Scan the records and identify every line in which the string "diesel" occurs, then return those lines.

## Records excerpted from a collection
..............................

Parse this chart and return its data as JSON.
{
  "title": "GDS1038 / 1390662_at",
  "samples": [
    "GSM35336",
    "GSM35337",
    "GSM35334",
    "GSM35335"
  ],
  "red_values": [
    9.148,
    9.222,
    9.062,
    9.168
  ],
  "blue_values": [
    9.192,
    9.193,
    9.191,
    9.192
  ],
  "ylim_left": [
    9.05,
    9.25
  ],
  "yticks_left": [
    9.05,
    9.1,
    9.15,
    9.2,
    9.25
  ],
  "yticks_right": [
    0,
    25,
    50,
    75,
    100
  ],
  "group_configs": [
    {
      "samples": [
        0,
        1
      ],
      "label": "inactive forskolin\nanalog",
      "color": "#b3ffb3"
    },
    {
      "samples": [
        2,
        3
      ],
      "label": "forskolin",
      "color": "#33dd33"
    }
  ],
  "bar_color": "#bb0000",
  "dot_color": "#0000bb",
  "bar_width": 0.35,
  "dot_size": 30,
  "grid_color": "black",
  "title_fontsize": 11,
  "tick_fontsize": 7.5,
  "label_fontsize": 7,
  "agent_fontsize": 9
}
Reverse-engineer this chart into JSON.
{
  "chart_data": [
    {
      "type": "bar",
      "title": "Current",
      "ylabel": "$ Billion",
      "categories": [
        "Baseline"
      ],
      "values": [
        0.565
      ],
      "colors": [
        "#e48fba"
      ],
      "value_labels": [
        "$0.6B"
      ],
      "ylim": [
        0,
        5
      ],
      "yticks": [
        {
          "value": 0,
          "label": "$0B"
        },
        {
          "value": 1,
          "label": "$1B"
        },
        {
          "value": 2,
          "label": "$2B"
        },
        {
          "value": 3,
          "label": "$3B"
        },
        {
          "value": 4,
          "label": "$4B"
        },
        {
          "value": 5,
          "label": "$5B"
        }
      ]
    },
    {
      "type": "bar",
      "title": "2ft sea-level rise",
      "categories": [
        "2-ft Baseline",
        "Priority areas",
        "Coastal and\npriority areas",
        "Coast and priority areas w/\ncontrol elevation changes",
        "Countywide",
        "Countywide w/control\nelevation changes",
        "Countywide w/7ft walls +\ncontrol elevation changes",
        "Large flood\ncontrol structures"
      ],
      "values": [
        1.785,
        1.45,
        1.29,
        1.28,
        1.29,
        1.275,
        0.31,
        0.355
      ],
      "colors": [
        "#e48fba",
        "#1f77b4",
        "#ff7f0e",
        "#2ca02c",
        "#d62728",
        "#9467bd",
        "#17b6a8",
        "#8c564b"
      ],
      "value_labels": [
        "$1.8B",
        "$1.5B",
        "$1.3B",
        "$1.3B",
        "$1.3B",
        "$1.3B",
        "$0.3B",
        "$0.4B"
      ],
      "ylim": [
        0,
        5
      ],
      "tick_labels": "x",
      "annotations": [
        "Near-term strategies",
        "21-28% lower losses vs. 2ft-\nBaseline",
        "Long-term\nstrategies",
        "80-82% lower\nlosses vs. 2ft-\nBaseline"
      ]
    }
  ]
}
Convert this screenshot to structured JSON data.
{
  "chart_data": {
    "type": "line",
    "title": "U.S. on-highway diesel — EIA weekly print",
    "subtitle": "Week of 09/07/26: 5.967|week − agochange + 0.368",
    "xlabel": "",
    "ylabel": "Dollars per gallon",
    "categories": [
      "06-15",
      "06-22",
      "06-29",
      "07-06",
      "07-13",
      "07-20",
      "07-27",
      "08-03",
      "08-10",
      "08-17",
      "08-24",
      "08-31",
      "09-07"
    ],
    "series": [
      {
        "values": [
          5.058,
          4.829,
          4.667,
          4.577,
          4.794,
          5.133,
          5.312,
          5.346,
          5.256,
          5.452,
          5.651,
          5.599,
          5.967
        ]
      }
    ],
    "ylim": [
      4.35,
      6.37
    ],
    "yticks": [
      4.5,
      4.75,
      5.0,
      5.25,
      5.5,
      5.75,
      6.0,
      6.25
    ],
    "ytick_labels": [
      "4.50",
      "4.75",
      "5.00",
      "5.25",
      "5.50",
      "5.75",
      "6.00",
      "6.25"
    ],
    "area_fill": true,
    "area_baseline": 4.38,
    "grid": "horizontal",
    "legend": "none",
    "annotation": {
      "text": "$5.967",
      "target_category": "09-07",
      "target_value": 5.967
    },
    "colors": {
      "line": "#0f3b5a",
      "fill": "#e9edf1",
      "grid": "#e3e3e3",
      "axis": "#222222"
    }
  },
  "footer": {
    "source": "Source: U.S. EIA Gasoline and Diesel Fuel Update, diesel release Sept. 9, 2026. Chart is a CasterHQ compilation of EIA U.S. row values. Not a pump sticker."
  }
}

..............................

## RESULT OF THIS EXERCISE
    "title": "U.S. on-highway diesel — EIA weekly print",
    "source": "Source: U.S. EIA Gasoline and Diesel Fuel Update, diesel release Sept. 9, 2026. Chart is a CasterHQ compilation of EIA U.S. row values. Not a pump sticker."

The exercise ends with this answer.